» **WHAT IS EXPECTED**
Print the listing below in its entirety, character for character.

» **SOURCE MATERIAL**
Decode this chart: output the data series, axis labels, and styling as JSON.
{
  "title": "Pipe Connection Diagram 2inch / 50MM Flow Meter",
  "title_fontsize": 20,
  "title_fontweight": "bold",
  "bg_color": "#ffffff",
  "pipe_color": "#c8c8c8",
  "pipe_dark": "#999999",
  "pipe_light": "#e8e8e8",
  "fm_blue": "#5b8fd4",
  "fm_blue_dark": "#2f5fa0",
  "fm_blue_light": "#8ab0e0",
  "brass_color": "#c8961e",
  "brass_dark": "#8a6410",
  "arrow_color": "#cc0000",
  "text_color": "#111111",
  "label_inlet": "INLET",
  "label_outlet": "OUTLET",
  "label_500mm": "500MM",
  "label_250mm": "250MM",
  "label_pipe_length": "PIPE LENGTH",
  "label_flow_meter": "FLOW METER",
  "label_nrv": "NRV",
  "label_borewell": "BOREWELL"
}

» **CORRECT RESULT**
Decode this chart: output the data series, axis labels, and styling as JSON.
{
  "title": "Pipe Connection Diagram 2inch / 50MM Flow Meter",
  "title_fontsize": 20,
  "title_fontweight": "bold",
  "bg_color": "#ffffff",
  "pipe_color": "#c8c8c8",
  "pipe_dark": "#999999",
  "pipe_light": "#e8e8e8",
  "fm_blue": "#5b8fd4",
  "fm_blue_dark": "#2f5fa0",
  "fm_blue_light": "#8ab0e0",
  "brass_color": "#c8961e",
  "brass_dark": "#8a6410",
  "arrow_color": "#cc0000",
  "text_color": "#111111",
  "label_inlet": "INLET",
  "label_outlet": "OUTLET",
  "label_500mm": "500MM",
  "label_250mm": "250MM",
  "label_pipe_length": "PIPE LENGTH",
  "label_flow_meter": "FLOW METER",
  "label_nrv": "NRV",
  "label_borewell": "BOREWELL"
}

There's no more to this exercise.